Source data
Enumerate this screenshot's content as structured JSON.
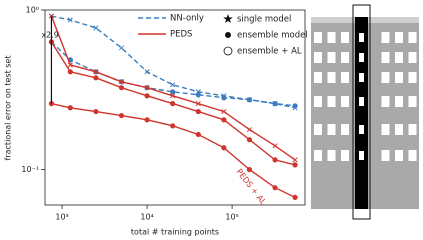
{
  "chart_data": {
    "type": "line",
    "xlabel": "total # training points",
    "ylabel": "fractional error on test set",
    "log_x": true,
    "log_y": true,
    "x": [
      750,
      1250,
      2500,
      5000,
      10000,
      20000,
      40000,
      80000,
      160000,
      320000,
      550000
    ],
    "xlim": [
      630,
      720000
    ],
    "ylim": [
      0.06,
      1
    ],
    "xticks": [
      {
        "value": 1000,
        "label": "10³"
      },
      {
        "value": 10000,
        "label": "10⁴"
      },
      {
        "value": 100000,
        "label": "10⁵"
      }
    ],
    "yticks": [
      {
        "value": 1,
        "label": "10⁰"
      },
      {
        "value": 0.1,
        "label": "10⁻¹"
      }
    ],
    "legend": {
      "lines": [
        {
          "name": "NN-only",
          "color": "#3b7dbf",
          "dash": true
        },
        {
          "name": "PEDS",
          "color": "#d0342c",
          "dash": false
        }
      ],
      "markers": [
        {
          "name": "single model",
          "marker": "star"
        },
        {
          "name": "ensemble model",
          "marker": "dot"
        },
        {
          "name": "ensemble + AL",
          "marker": "circle"
        }
      ]
    },
    "series": [
      {
        "line": 0,
        "marker": "x",
        "values": [
          0.917,
          0.866,
          0.772,
          0.579,
          0.41,
          0.34,
          0.307,
          0.29,
          0.274,
          0.259,
          0.244
        ]
      },
      {
        "line": 0,
        "marker": "dot",
        "values": [
          0.631,
          0.487,
          0.41,
          0.355,
          0.326,
          0.307,
          0.294,
          0.282,
          0.274,
          0.259,
          0.251
        ]
      },
      {
        "line": 1,
        "marker": "x",
        "values": [
          0.917,
          0.453,
          0.41,
          0.355,
          0.326,
          0.29,
          0.259,
          0.231,
          0.178,
          0.141,
          0.115
        ]
      },
      {
        "line": 1,
        "marker": "dot",
        "values": [
          0.631,
          0.41,
          0.376,
          0.326,
          0.29,
          0.259,
          0.231,
          0.205,
          0.154,
          0.115,
          0.107
        ]
      },
      {
        "line": 1,
        "marker": "dot",
        "values": [
          0.259,
          0.244,
          0.231,
          0.218,
          0.205,
          0.188,
          0.166,
          0.137,
          0.1,
          0.077,
          0.067
        ]
      }
    ],
    "annotations": [
      {
        "text": "x2.9"
      },
      {
        "text": "PEDS + AL"
      }
    ]
  }
}
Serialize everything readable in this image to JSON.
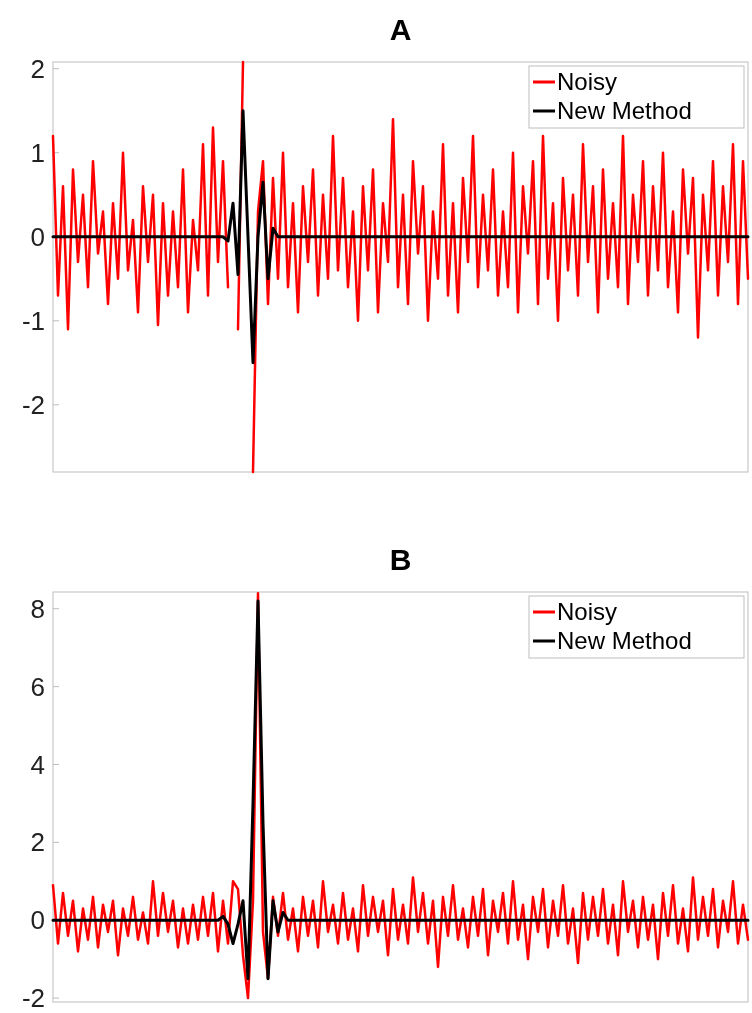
{
  "chart_data": [
    {
      "type": "line",
      "title": "A",
      "categories": [
        null,
        null,
        null,
        null,
        null,
        null,
        null,
        null,
        null,
        null,
        null,
        null,
        null,
        null,
        null,
        null,
        null,
        null,
        null,
        null,
        null,
        null,
        null,
        null,
        null,
        null,
        null,
        null,
        null,
        null,
        null,
        null,
        null,
        null,
        null,
        null,
        null,
        null,
        null,
        null,
        null,
        null,
        null,
        null,
        null,
        null,
        null,
        null,
        null,
        null,
        null,
        null,
        null,
        null,
        null,
        null,
        null,
        null,
        null,
        null,
        null,
        null,
        null,
        null,
        null,
        null,
        null,
        null,
        null,
        null,
        null,
        null,
        null,
        null,
        null,
        null,
        null,
        null,
        null,
        null,
        null,
        null,
        null,
        null,
        null,
        null,
        null,
        null,
        null,
        null,
        null,
        null,
        null,
        null,
        null,
        null,
        null,
        null,
        null,
        null,
        null,
        null,
        null,
        null,
        null,
        null,
        null,
        null,
        null,
        null,
        null,
        null,
        null,
        null,
        null,
        null,
        null,
        null,
        null,
        null,
        null,
        null,
        null,
        null,
        null,
        null,
        null,
        null,
        null,
        null,
        null,
        null,
        null,
        null,
        null,
        null,
        null,
        null,
        null,
        null
      ],
      "series": [
        {
          "name": "Noisy",
          "color": "#ff0000",
          "values": [
            1.2,
            -0.7,
            0.6,
            -1.1,
            0.8,
            -0.3,
            0.5,
            -0.6,
            0.9,
            -0.2,
            0.3,
            -0.8,
            0.4,
            -0.5,
            1.0,
            -0.4,
            0.2,
            -0.9,
            0.6,
            -0.3,
            0.5,
            -1.05,
            0.4,
            -0.7,
            0.3,
            -0.6,
            0.8,
            -0.9,
            0.2,
            -0.4,
            1.1,
            -0.7,
            1.3,
            -0.3,
            0.9,
            -0.6,
            null,
            -1.1,
            2.08,
            null,
            -2.8,
            0.3,
            0.9,
            -0.8,
            0.7,
            -0.5,
            1.0,
            -0.6,
            0.4,
            -0.9,
            0.6,
            -0.3,
            0.8,
            -0.7,
            0.5,
            -0.5,
            1.2,
            -0.4,
            0.7,
            -0.6,
            0.3,
            -1.0,
            0.6,
            -0.4,
            0.8,
            -0.9,
            0.4,
            -0.3,
            1.4,
            -0.6,
            0.5,
            -0.8,
            0.9,
            -0.2,
            0.6,
            -1.0,
            0.3,
            -0.5,
            1.1,
            -0.7,
            0.4,
            -0.9,
            0.7,
            -0.3,
            1.2,
            -0.6,
            0.5,
            -0.4,
            0.8,
            -0.7,
            0.3,
            -0.6,
            1.0,
            -0.9,
            0.6,
            -0.2,
            0.9,
            -0.8,
            1.2,
            -0.5,
            0.4,
            -1.0,
            0.7,
            -0.4,
            0.5,
            -0.7,
            1.1,
            -0.3,
            0.6,
            -0.9,
            0.8,
            -0.5,
            0.4,
            -0.6,
            1.2,
            -0.8,
            0.5,
            -0.3,
            0.9,
            -0.7,
            0.6,
            -0.4,
            1.0,
            -0.6,
            0.3,
            -0.9,
            0.8,
            -0.2,
            0.7,
            -1.2,
            0.5,
            -0.4,
            0.9,
            -0.7,
            0.6,
            -0.3,
            1.1,
            -0.8,
            0.9,
            -0.5
          ]
        },
        {
          "name": "New Method",
          "color": "#000000",
          "values": [
            0,
            0,
            0,
            0,
            0,
            0,
            0,
            0,
            0,
            0,
            0,
            0,
            0,
            0,
            0,
            0,
            0,
            0,
            0,
            0,
            0,
            0,
            0,
            0,
            0,
            0,
            0,
            0,
            0,
            0,
            0,
            0,
            0,
            0,
            0,
            -0.05,
            0.4,
            -0.45,
            1.5,
            0,
            -1.5,
            0,
            0.65,
            -0.5,
            0.1,
            0,
            0,
            0,
            0,
            0,
            0,
            0,
            0,
            0,
            0,
            0,
            0,
            0,
            0,
            0,
            0,
            0,
            0,
            0,
            0,
            0,
            0,
            0,
            0,
            0,
            0,
            0,
            0,
            0,
            0,
            0,
            0,
            0,
            0,
            0,
            0,
            0,
            0,
            0,
            0,
            0,
            0,
            0,
            0,
            0,
            0,
            0,
            0,
            0,
            0,
            0,
            0,
            0,
            0,
            0,
            0,
            0,
            0,
            0,
            0,
            0,
            0,
            0,
            0,
            0,
            0,
            0,
            0,
            0,
            0,
            0,
            0,
            0,
            0,
            0,
            0,
            0,
            0,
            0,
            0,
            0,
            0,
            0,
            0,
            0,
            0,
            0,
            0,
            0,
            0,
            0,
            0,
            0,
            0,
            0
          ]
        }
      ],
      "ylim": [
        -2.8,
        2.08
      ],
      "yticks": [
        -2,
        -1,
        0,
        1,
        2
      ],
      "tick_labels": "y",
      "legend": "top right"
    },
    {
      "type": "line",
      "title": "B",
      "categories": [
        null,
        null,
        null,
        null,
        null,
        null,
        null,
        null,
        null,
        null,
        null,
        null,
        null,
        null,
        null,
        null,
        null,
        null,
        null,
        null,
        null,
        null,
        null,
        null,
        null,
        null,
        null,
        null,
        null,
        null,
        null,
        null,
        null,
        null,
        null,
        null,
        null,
        null,
        null,
        null,
        null,
        null,
        null,
        null,
        null,
        null,
        null,
        null,
        null,
        null,
        null,
        null,
        null,
        null,
        null,
        null,
        null,
        null,
        null,
        null,
        null,
        null,
        null,
        null,
        null,
        null,
        null,
        null,
        null,
        null,
        null,
        null,
        null,
        null,
        null,
        null,
        null,
        null,
        null,
        null,
        null,
        null,
        null,
        null,
        null,
        null,
        null,
        null,
        null,
        null,
        null,
        null,
        null,
        null,
        null,
        null,
        null,
        null,
        null,
        null,
        null,
        null,
        null,
        null,
        null,
        null,
        null,
        null,
        null,
        null,
        null,
        null,
        null,
        null,
        null,
        null,
        null,
        null,
        null,
        null,
        null,
        null,
        null,
        null,
        null,
        null,
        null,
        null,
        null,
        null,
        null,
        null,
        null,
        null,
        null,
        null,
        null,
        null,
        null,
        null
      ],
      "series": [
        {
          "name": "Noisy",
          "color": "#ff0000",
          "values": [
            0.9,
            -0.6,
            0.7,
            -0.4,
            0.5,
            -0.8,
            0.3,
            -0.5,
            0.6,
            -0.7,
            0.4,
            -0.3,
            0.5,
            -0.9,
            0.3,
            -0.4,
            0.6,
            -0.5,
            0.2,
            -0.6,
            1.0,
            -0.4,
            0.7,
            -0.3,
            0.5,
            -0.7,
            0.3,
            -0.6,
            0.4,
            -0.5,
            0.6,
            -0.4,
            0.7,
            -0.8,
            0.5,
            -0.6,
            1.0,
            0.8,
            -0.9,
            -2.0,
            0.5,
            8.4,
            -0.3,
            -1.5,
            0.6,
            -0.4,
            0.7,
            -0.5,
            0.3,
            -0.8,
            0.6,
            -0.4,
            0.5,
            -0.7,
            1.0,
            -0.3,
            0.4,
            -0.6,
            0.7,
            -0.5,
            0.3,
            -0.8,
            0.9,
            -0.4,
            0.6,
            -0.3,
            0.5,
            -0.9,
            0.8,
            -0.5,
            0.4,
            -0.6,
            1.1,
            -0.3,
            0.7,
            -0.6,
            0.5,
            -1.2,
            0.6,
            -0.4,
            0.9,
            -0.5,
            0.3,
            -0.7,
            0.6,
            -0.4,
            0.8,
            -0.9,
            0.5,
            -0.3,
            0.7,
            -0.6,
            1.0,
            -0.5,
            0.4,
            -1.0,
            0.6,
            -0.3,
            0.8,
            -0.7,
            0.5,
            -0.4,
            0.9,
            -0.6,
            0.3,
            -1.1,
            0.7,
            -0.5,
            0.6,
            -0.4,
            0.8,
            -0.6,
            0.4,
            -0.9,
            1.0,
            -0.3,
            0.5,
            -0.7,
            0.6,
            -0.5,
            0.4,
            -1.0,
            0.7,
            -0.4,
            0.9,
            -0.6,
            0.3,
            -0.8,
            1.1,
            -0.5,
            0.6,
            -0.4,
            0.8,
            -0.7,
            0.5,
            -0.3,
            1.0,
            -0.6,
            0.4,
            -0.5
          ]
        },
        {
          "name": "New Method",
          "color": "#000000",
          "values": [
            0,
            0,
            0,
            0,
            0,
            0,
            0,
            0,
            0,
            0,
            0,
            0,
            0,
            0,
            0,
            0,
            0,
            0,
            0,
            0,
            0,
            0,
            0,
            0,
            0,
            0,
            0,
            0,
            0,
            0,
            0,
            0,
            0,
            0,
            0.1,
            -0.1,
            -0.6,
            -0.1,
            0.5,
            -1.5,
            3.0,
            8.2,
            2.5,
            -1.5,
            0.5,
            -0.3,
            0.2,
            0,
            0,
            0,
            0,
            0,
            0,
            0,
            0,
            0,
            0,
            0,
            0,
            0,
            0,
            0,
            0,
            0,
            0,
            0,
            0,
            0,
            0,
            0,
            0,
            0,
            0,
            0,
            0,
            0,
            0,
            0,
            0,
            0,
            0,
            0,
            0,
            0,
            0,
            0,
            0,
            0,
            0,
            0,
            0,
            0,
            0,
            0,
            0,
            0,
            0,
            0,
            0,
            0,
            0,
            0,
            0,
            0,
            0,
            0,
            0,
            0,
            0,
            0,
            0,
            0,
            0,
            0,
            0,
            0,
            0,
            0,
            0,
            0,
            0,
            0,
            0,
            0,
            0,
            0,
            0,
            0,
            0,
            0,
            0,
            0,
            0,
            0,
            0,
            0,
            0,
            0,
            0,
            0
          ]
        }
      ],
      "ylim": [
        -2.1,
        8.43
      ],
      "yticks": [
        -2,
        0,
        2,
        4,
        6,
        8
      ],
      "tick_labels": "y",
      "legend": "top right"
    }
  ]
}
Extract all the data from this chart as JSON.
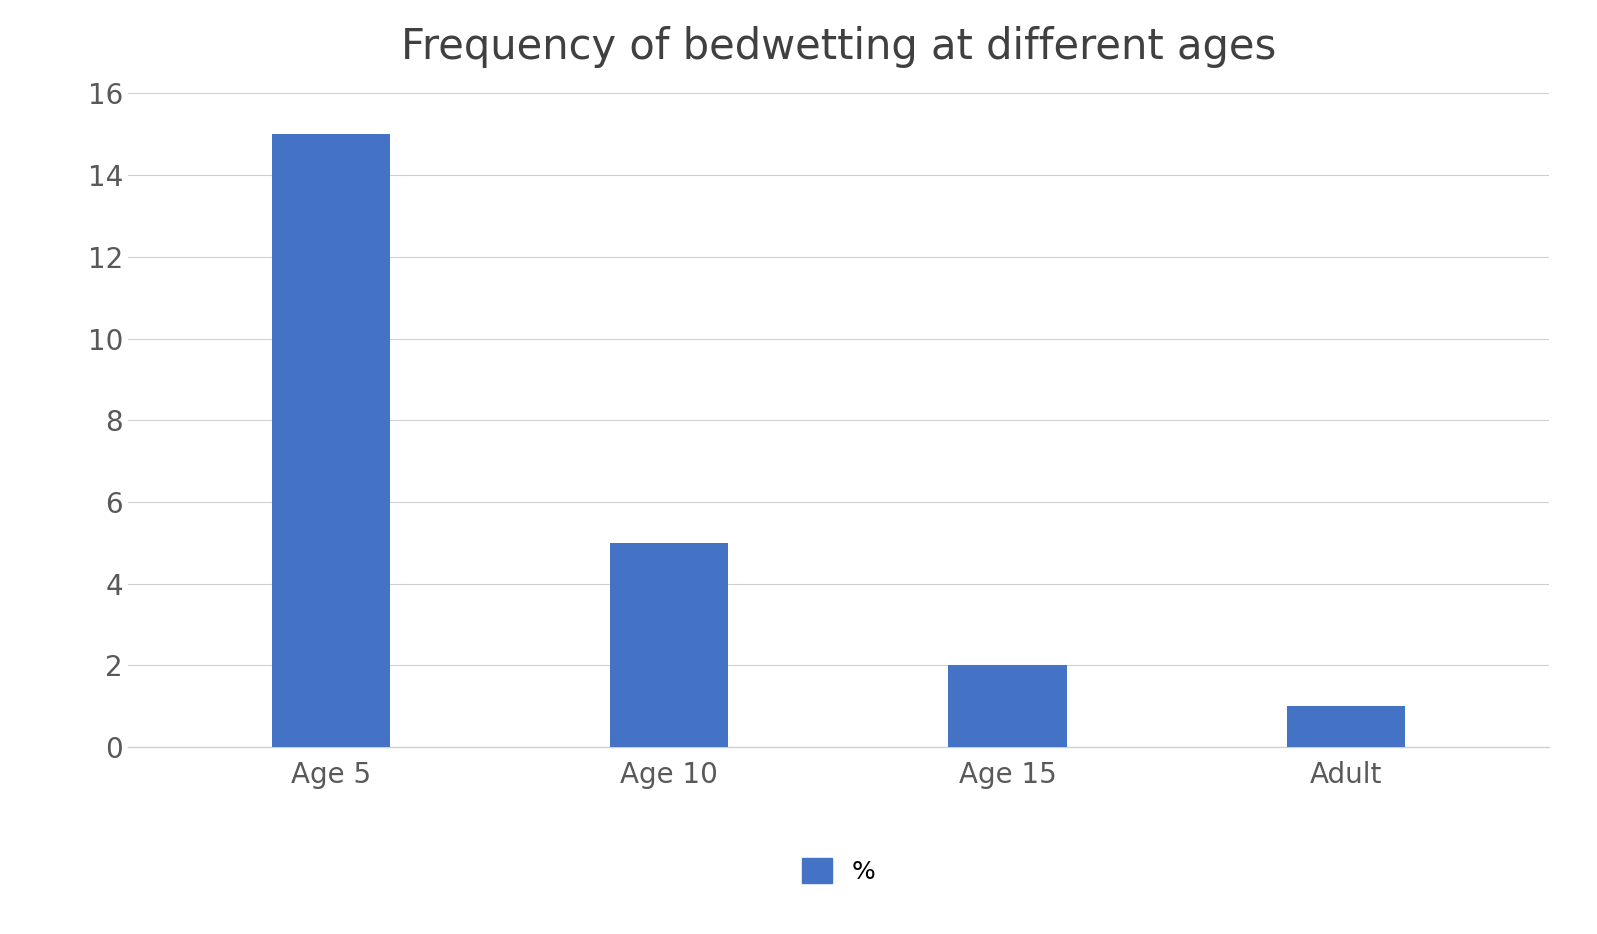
{
  "title": "Frequency of bedwetting at different ages",
  "categories": [
    "Age 5",
    "Age 10",
    "Age 15",
    "Adult"
  ],
  "values": [
    15,
    5,
    2,
    1
  ],
  "bar_color": "#4472C4",
  "ylim": [
    0,
    16
  ],
  "yticks": [
    0,
    2,
    4,
    6,
    8,
    10,
    12,
    14,
    16
  ],
  "legend_label": "%",
  "background_color": "#ffffff",
  "plot_background_color": "#ffffff",
  "title_fontsize": 30,
  "tick_fontsize": 20,
  "legend_fontsize": 18,
  "bar_width": 0.35,
  "grid_color": "#d0d0d0"
}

[Problem]
Above are the records; copy every line in them that holds the word "ffffff".

[Final result]
  "background_color": "#ffffff",
  "plot_background_color": "#ffffff",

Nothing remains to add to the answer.